----- The data
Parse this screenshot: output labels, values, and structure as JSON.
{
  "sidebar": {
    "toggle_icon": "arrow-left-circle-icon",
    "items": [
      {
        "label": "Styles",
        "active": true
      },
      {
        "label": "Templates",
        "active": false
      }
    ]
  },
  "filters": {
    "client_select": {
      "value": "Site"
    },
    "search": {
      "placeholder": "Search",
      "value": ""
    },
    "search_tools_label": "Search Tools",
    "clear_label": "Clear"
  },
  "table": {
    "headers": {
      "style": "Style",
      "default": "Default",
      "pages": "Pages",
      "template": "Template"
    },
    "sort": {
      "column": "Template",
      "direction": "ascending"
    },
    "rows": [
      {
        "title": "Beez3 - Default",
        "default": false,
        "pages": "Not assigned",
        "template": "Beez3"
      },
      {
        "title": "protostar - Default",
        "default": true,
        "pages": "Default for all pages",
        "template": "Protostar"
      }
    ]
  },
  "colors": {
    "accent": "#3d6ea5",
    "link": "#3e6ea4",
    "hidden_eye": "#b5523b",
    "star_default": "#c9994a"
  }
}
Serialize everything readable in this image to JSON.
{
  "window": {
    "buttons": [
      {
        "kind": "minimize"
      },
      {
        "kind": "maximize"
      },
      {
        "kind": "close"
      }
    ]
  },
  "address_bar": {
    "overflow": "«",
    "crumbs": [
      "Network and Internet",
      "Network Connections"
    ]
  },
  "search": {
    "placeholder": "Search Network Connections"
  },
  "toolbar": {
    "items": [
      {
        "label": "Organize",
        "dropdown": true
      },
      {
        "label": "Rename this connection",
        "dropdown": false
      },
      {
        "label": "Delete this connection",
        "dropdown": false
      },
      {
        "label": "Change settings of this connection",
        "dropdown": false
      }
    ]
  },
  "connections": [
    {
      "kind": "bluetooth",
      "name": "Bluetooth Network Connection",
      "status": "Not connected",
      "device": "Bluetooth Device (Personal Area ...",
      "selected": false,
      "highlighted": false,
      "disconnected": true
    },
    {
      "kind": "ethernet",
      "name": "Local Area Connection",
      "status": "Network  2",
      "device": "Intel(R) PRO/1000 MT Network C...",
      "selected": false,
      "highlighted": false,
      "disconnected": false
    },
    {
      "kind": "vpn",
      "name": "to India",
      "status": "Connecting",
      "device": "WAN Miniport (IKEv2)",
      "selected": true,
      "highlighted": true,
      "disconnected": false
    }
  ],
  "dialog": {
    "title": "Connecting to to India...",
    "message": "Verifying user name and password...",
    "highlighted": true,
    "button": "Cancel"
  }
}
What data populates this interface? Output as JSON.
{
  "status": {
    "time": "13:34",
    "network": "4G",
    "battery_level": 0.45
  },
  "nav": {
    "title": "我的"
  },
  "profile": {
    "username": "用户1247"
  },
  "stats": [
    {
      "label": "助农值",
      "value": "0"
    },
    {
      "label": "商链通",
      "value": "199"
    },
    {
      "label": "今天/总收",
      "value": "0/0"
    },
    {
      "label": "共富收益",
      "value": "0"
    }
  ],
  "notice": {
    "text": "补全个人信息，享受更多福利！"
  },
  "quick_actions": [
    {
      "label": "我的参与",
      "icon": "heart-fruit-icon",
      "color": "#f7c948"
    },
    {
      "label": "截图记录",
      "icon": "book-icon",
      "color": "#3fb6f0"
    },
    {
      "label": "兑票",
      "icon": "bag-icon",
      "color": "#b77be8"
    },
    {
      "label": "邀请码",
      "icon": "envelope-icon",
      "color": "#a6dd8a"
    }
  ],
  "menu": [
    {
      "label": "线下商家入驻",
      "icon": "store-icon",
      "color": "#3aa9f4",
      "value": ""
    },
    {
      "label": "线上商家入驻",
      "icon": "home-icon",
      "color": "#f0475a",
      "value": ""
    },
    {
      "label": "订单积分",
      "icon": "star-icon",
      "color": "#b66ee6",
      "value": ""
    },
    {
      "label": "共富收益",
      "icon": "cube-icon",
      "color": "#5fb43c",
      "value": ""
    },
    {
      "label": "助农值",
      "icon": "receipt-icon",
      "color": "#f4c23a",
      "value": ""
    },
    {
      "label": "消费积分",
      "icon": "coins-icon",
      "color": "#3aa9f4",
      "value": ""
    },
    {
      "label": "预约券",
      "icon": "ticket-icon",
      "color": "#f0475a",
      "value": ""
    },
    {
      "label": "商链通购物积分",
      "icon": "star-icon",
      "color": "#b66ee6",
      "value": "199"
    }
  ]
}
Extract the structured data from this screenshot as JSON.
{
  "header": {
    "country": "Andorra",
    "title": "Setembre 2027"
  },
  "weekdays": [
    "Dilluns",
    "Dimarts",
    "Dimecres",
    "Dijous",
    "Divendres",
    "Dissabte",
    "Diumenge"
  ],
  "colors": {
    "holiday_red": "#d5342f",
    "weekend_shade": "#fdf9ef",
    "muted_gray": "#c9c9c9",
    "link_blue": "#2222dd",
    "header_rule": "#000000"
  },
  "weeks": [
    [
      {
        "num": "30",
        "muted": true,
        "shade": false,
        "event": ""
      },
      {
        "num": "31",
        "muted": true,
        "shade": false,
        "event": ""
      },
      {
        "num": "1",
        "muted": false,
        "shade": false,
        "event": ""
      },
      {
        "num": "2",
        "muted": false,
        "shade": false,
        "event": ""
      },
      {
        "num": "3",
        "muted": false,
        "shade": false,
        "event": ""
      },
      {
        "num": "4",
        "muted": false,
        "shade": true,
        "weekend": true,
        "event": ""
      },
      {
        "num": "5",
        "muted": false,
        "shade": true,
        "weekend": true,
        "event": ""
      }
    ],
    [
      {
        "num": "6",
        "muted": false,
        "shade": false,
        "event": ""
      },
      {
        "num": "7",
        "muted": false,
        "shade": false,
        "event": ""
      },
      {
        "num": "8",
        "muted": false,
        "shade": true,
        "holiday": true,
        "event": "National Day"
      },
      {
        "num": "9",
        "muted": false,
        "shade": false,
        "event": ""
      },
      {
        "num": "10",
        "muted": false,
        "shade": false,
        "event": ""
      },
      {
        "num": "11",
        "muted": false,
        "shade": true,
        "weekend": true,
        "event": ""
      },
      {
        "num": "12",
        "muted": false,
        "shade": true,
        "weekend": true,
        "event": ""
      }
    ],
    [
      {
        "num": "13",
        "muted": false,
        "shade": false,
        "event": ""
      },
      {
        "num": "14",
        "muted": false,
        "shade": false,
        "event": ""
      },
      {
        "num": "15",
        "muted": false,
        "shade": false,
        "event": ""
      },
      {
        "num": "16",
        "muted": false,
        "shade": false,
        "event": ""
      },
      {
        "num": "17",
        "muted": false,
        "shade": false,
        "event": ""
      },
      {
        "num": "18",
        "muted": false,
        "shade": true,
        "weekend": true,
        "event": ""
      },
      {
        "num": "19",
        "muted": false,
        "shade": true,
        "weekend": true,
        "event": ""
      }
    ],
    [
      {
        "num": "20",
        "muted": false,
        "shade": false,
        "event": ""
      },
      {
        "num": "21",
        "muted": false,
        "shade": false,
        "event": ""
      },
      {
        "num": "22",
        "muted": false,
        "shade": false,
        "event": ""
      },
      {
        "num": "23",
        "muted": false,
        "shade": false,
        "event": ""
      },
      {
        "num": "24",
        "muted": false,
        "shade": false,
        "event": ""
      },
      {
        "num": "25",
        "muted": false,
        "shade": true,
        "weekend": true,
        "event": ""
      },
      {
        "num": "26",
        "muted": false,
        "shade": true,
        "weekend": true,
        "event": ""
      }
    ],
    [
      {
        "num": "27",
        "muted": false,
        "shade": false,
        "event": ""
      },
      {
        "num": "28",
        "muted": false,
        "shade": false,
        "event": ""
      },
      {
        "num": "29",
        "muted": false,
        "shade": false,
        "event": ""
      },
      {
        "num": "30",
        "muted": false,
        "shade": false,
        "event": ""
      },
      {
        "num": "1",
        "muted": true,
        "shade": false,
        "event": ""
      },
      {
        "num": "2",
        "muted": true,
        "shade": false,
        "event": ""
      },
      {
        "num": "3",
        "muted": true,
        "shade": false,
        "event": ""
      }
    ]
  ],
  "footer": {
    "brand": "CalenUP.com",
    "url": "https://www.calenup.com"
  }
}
----------
**Stated task**. Copy out each line of the listing that holds "highlighted".

**Solution for this problem**.
      "highlighted": false,
      "highlighted": false,
      "highlighted": true,
    "highlighted": true,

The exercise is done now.